Items listed in a dataset
╔══
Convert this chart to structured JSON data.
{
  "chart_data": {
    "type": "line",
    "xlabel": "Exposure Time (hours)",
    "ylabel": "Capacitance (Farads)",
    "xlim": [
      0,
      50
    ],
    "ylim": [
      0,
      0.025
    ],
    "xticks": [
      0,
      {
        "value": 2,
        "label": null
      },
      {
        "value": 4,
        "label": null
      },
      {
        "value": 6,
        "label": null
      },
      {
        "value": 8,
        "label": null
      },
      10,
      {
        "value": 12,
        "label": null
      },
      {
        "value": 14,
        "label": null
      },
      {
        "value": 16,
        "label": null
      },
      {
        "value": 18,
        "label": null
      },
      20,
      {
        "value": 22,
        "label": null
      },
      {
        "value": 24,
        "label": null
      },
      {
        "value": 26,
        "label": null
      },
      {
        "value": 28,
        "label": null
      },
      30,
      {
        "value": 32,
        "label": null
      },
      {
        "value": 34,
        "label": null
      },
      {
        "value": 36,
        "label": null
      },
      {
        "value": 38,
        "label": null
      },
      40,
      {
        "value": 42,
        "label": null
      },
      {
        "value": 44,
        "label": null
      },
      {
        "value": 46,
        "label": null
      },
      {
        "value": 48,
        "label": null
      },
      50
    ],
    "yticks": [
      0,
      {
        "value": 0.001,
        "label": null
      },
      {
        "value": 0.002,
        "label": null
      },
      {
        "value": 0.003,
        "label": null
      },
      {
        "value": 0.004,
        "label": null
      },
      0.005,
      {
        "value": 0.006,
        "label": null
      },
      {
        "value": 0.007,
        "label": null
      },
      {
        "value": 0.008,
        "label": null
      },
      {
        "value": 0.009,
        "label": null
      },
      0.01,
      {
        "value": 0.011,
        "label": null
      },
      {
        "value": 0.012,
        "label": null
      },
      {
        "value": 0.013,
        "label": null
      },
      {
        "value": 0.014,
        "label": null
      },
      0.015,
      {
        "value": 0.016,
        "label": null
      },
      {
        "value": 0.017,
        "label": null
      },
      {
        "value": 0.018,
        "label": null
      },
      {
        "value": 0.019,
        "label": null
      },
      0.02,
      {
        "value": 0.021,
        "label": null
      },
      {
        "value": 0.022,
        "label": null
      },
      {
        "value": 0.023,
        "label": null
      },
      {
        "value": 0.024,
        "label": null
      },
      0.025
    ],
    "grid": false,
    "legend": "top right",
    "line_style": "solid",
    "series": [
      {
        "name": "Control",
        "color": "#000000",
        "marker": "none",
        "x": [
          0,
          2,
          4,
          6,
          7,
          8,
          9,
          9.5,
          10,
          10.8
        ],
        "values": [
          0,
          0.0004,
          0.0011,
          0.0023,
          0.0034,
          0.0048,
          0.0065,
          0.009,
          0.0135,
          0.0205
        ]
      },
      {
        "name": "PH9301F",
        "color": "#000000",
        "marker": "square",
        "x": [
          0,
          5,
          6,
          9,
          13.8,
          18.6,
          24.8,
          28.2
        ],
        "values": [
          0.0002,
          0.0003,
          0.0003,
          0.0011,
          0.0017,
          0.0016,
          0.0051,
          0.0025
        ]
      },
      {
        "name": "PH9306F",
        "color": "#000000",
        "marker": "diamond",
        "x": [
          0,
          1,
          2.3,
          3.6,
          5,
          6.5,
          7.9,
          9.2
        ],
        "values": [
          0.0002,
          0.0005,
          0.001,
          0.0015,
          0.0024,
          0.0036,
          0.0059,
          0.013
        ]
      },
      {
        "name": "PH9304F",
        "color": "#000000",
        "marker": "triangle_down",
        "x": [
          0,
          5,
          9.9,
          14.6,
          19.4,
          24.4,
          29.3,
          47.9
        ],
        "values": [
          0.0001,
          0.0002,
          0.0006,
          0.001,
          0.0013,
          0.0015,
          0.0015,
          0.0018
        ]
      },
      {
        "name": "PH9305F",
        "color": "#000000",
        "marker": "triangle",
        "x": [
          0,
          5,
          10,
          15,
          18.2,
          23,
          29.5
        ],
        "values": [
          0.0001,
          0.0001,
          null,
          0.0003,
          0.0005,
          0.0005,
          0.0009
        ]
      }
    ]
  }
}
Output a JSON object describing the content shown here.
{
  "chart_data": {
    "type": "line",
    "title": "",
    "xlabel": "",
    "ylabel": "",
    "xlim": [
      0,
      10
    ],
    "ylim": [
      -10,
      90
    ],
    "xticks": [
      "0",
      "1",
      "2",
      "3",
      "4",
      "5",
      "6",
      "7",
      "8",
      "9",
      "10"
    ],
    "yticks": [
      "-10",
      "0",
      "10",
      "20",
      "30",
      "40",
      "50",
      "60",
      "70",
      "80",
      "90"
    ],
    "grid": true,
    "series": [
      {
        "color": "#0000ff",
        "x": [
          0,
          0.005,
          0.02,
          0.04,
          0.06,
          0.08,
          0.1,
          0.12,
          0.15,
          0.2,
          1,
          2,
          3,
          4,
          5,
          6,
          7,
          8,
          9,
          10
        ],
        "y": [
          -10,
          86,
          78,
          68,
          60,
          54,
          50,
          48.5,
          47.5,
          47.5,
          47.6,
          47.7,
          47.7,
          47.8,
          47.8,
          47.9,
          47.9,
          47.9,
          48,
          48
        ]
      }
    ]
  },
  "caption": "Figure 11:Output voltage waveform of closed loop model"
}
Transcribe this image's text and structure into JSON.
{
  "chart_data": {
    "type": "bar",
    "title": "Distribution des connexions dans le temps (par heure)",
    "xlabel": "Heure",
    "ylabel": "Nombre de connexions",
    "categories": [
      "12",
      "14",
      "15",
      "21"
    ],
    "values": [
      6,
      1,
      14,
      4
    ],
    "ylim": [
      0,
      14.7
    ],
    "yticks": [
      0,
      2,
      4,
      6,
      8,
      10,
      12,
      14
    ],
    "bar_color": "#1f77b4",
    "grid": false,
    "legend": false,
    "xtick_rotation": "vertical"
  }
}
╚══
> **Aim of the task**: Gather from the entries above all lines that include the string "xlabel".

> **Answer to the task**:
    "xlabel": "Exposure Time (hours)",
    "xlabel": "",
    "xlabel": "Heure",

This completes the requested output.